Copy the data word for word, from its first line through the line that contains "video-icon (1620, 183, 1674, 224)", including both.

▸ **SUPPLIED DATA**
----

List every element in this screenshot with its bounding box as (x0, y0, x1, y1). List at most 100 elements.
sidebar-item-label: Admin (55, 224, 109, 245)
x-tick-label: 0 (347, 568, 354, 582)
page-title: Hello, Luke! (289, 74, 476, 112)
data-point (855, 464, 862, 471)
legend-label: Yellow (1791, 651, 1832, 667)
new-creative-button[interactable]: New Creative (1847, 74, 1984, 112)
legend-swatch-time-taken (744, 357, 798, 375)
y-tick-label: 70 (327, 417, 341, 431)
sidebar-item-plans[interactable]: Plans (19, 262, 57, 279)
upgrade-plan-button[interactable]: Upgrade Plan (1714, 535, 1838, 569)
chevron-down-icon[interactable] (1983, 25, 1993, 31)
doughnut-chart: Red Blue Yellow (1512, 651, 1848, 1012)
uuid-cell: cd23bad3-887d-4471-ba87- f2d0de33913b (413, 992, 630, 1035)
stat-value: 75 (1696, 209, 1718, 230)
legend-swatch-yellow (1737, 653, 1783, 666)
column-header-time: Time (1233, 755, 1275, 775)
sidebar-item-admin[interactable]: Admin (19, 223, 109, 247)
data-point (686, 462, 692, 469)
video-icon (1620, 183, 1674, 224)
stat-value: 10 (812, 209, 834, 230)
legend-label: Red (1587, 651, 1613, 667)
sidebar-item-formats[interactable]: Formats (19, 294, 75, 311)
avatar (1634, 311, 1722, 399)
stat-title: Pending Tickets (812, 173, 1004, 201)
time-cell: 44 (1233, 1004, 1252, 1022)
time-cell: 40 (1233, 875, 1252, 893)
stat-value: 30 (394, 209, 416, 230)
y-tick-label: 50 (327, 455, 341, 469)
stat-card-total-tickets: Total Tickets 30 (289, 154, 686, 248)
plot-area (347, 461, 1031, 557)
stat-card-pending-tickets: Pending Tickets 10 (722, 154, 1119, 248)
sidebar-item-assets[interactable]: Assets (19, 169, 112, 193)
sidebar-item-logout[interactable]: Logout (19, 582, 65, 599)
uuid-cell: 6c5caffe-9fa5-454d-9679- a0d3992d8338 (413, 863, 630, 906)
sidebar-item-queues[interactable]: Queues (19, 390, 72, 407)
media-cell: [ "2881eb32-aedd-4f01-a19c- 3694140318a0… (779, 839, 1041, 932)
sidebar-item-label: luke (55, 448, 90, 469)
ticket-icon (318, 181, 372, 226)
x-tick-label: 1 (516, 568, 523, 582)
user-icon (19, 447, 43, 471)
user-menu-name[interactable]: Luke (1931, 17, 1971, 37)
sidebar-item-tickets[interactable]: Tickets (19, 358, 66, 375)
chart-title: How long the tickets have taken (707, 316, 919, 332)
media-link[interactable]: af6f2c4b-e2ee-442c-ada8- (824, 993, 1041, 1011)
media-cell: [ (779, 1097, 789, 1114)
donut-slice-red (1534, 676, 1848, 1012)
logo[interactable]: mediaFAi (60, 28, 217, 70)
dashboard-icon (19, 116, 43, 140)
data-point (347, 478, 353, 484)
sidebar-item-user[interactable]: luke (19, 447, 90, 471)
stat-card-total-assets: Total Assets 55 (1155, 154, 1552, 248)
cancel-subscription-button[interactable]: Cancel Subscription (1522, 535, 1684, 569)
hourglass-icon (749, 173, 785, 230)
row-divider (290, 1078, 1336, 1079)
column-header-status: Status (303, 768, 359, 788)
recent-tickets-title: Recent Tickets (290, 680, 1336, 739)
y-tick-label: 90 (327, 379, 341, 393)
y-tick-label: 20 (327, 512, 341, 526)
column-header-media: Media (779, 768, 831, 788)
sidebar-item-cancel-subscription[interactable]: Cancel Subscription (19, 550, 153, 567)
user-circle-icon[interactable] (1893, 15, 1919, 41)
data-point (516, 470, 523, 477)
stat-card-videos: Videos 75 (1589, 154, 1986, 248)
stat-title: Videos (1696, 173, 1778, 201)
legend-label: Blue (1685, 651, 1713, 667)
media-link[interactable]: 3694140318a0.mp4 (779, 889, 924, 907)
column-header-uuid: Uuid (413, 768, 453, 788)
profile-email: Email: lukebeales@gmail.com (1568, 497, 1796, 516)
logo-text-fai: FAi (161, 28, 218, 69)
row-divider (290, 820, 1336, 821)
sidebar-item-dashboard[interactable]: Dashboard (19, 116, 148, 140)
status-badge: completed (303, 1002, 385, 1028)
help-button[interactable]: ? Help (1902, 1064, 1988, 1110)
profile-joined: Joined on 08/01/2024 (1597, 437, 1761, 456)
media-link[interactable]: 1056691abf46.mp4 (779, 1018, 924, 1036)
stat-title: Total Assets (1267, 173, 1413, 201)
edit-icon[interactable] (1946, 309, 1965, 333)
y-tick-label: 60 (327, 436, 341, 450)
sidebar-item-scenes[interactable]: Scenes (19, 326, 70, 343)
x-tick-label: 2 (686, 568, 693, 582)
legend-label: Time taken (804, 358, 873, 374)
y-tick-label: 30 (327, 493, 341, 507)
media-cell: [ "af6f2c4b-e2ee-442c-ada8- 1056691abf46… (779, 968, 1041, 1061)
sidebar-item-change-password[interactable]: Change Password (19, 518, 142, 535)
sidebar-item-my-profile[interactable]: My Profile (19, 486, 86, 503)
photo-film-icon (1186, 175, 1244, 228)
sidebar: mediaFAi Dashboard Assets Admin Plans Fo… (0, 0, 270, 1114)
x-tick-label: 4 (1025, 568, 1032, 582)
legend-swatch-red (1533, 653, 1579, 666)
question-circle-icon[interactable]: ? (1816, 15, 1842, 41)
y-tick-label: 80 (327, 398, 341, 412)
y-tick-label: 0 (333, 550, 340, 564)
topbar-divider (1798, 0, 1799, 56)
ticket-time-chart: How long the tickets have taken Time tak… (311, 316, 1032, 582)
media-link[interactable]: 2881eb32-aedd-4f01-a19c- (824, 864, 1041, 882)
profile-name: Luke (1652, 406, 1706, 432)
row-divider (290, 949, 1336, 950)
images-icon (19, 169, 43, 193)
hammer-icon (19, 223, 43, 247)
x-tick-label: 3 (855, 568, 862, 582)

----

▸ **REPLY TO THE TASK**
List every element in this screenshot with its bounding box as (x0, y0, x1, y1). List at most 100 elements.
sidebar-item-label: Admin (55, 224, 109, 245)
x-tick-label: 0 (347, 568, 354, 582)
page-title: Hello, Luke! (289, 74, 476, 112)
data-point (855, 464, 862, 471)
legend-label: Yellow (1791, 651, 1832, 667)
new-creative-button[interactable]: New Creative (1847, 74, 1984, 112)
legend-swatch-time-taken (744, 357, 798, 375)
y-tick-label: 70 (327, 417, 341, 431)
sidebar-item-plans[interactable]: Plans (19, 262, 57, 279)
upgrade-plan-button[interactable]: Upgrade Plan (1714, 535, 1838, 569)
chevron-down-icon[interactable] (1983, 25, 1993, 31)
doughnut-chart: Red Blue Yellow (1512, 651, 1848, 1012)
uuid-cell: cd23bad3-887d-4471-ba87- f2d0de33913b (413, 992, 630, 1035)
stat-value: 75 (1696, 209, 1718, 230)
legend-swatch-yellow (1737, 653, 1783, 666)
column-header-time: Time (1233, 755, 1275, 775)
sidebar-item-admin[interactable]: Admin (19, 223, 109, 247)
data-point (686, 462, 692, 469)
video-icon (1620, 183, 1674, 224)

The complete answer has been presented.